§ **RECORDS FOR THE TASK**:
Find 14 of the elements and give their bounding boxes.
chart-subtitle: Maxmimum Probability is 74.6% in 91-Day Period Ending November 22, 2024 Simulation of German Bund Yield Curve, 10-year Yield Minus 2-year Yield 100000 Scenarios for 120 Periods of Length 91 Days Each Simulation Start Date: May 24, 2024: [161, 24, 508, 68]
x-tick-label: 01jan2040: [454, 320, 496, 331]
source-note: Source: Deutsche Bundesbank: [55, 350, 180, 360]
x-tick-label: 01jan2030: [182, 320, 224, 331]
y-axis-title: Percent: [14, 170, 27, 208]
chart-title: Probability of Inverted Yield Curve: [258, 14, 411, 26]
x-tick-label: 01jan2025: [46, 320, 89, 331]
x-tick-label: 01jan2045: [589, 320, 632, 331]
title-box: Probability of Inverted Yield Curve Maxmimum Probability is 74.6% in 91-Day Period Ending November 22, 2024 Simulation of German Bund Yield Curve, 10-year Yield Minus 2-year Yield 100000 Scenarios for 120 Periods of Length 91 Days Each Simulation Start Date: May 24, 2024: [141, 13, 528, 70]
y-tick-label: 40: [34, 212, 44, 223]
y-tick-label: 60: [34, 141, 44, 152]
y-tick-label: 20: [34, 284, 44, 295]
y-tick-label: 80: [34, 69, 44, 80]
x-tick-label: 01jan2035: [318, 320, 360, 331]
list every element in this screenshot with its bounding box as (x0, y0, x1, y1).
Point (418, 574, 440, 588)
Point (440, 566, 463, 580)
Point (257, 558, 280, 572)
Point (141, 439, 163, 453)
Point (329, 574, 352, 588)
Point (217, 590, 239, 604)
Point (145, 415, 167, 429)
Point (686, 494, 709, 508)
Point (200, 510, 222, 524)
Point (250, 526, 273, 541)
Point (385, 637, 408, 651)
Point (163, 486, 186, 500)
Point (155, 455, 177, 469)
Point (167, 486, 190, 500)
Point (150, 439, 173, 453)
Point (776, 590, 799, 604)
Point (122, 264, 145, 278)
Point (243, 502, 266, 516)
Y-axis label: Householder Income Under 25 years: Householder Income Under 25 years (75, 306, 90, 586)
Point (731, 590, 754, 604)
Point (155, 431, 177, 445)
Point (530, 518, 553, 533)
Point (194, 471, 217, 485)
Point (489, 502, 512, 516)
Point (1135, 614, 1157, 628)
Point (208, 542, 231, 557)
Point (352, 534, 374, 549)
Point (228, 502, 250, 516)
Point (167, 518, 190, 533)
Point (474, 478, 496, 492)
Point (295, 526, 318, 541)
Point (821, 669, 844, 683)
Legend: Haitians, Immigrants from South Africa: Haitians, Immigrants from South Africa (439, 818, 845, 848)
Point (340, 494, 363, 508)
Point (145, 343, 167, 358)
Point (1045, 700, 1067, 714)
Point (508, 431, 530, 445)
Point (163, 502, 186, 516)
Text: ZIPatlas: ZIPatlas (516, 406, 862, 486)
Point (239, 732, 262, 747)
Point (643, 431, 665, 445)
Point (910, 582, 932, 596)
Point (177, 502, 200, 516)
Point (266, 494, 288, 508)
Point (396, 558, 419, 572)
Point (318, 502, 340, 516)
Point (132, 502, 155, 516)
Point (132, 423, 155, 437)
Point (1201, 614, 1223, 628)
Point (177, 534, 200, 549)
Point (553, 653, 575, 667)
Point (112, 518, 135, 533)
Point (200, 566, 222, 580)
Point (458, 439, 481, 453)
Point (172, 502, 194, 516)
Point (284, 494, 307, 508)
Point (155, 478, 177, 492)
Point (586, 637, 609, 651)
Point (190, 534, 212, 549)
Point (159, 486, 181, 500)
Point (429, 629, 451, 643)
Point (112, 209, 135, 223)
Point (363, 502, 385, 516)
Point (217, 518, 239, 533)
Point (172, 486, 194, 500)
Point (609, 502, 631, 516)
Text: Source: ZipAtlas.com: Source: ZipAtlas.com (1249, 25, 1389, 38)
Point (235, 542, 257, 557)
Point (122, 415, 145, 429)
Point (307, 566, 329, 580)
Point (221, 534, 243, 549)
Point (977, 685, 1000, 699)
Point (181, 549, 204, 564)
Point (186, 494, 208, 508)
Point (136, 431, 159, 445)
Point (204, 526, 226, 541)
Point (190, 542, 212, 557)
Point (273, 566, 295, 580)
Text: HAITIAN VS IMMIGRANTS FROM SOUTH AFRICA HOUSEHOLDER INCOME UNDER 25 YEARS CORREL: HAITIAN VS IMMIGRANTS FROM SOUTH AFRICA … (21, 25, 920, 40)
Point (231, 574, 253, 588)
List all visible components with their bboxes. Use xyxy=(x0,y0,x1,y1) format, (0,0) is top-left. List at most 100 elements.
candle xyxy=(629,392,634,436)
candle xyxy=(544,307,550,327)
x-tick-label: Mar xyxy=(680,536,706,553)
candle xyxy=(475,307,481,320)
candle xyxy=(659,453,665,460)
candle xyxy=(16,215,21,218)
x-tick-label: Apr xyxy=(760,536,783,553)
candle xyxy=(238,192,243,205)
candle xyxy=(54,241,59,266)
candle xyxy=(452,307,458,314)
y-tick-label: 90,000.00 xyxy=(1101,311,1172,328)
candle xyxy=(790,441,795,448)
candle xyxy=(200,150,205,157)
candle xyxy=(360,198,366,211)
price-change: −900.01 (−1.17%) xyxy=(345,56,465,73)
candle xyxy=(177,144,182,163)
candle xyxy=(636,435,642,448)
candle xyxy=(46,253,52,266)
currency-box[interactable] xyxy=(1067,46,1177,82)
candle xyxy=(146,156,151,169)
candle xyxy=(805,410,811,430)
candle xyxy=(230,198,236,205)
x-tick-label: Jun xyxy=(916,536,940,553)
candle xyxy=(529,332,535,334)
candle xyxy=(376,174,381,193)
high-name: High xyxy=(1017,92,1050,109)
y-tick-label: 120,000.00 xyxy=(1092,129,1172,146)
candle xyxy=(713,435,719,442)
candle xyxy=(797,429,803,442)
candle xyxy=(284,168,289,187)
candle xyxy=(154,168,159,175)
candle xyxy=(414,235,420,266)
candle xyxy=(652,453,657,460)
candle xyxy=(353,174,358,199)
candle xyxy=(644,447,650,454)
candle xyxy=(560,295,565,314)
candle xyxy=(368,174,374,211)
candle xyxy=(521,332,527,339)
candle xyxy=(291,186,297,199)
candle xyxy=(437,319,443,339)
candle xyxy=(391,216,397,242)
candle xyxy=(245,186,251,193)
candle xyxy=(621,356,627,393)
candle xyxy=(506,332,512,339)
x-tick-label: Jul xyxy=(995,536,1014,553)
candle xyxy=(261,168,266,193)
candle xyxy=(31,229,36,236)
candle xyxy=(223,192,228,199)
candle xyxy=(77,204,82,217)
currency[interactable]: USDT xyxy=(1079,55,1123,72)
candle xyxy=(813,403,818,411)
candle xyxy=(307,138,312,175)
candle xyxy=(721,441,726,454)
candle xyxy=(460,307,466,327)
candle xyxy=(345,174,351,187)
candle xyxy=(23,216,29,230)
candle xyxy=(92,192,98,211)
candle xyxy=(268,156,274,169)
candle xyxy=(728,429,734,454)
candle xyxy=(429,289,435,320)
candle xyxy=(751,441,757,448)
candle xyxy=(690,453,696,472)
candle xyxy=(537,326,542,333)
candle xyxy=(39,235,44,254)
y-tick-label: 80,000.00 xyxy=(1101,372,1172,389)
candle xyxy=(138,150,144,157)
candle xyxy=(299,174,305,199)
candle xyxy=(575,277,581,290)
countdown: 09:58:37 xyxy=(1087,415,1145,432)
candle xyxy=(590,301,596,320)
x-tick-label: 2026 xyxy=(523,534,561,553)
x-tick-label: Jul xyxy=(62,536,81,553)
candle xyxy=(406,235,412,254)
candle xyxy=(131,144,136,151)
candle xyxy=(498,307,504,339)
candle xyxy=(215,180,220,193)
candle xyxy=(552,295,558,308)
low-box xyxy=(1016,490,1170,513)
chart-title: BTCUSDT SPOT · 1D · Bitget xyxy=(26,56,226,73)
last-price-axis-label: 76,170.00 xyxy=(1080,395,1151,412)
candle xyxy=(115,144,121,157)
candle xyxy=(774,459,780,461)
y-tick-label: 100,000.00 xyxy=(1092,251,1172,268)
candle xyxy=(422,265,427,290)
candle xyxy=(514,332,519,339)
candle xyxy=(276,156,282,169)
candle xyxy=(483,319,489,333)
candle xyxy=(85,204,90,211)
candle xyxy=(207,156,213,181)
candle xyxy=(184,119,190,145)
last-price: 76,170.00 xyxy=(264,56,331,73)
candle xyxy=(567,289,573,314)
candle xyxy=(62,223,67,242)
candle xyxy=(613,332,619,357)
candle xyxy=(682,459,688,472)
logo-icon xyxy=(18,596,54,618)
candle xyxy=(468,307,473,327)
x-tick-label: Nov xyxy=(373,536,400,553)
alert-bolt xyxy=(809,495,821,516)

§ **WHAT YOU HAVE TO DO**: Can you quote the rows above verbatim, beginning with the first row and continuing through the row that contains "Point (217, 590, 239, 604)", with both of those rows included?

§ **EXERCISE ANSWER**:
Find 14 of the elements and give their bounding boxes.
chart-subtitle: Maxmimum Probability is 74.6% in 91-Day Period Ending November 22, 2024 Simulation of German Bund Yield Curve, 10-year Yield Minus 2-year Yield 100000 Scenarios for 120 Periods of Length 91 Days Each Simulation Start Date: May 24, 2024: [161, 24, 508, 68]
x-tick-label: 01jan2040: [454, 320, 496, 331]
source-note: Source: Deutsche Bundesbank: [55, 350, 180, 360]
x-tick-label: 01jan2030: [182, 320, 224, 331]
y-axis-title: Percent: [14, 170, 27, 208]
chart-title: Probability of Inverted Yield Curve: [258, 14, 411, 26]
x-tick-label: 01jan2025: [46, 320, 89, 331]
x-tick-label: 01jan2045: [589, 320, 632, 331]
title-box: Probability of Inverted Yield Curve Maxmimum Probability is 74.6% in 91-Day Period Ending November 22, 2024 Simulation of German Bund Yield Curve, 10-year Yield Minus 2-year Yield 100000 Scenarios for 120 Periods of Length 91 Days Each Simulation Start Date: May 24, 2024: [141, 13, 528, 70]
y-tick-label: 40: [34, 212, 44, 223]
y-tick-label: 60: [34, 141, 44, 152]
y-tick-label: 20: [34, 284, 44, 295]
y-tick-label: 80: [34, 69, 44, 80]
x-tick-label: 01jan2035: [318, 320, 360, 331]
list every element in this screenshot with its bounding box as (x0, y0, x1, y1).
Point (418, 574, 440, 588)
Point (440, 566, 463, 580)
Point (257, 558, 280, 572)
Point (141, 439, 163, 453)
Point (329, 574, 352, 588)
Point (217, 590, 239, 604)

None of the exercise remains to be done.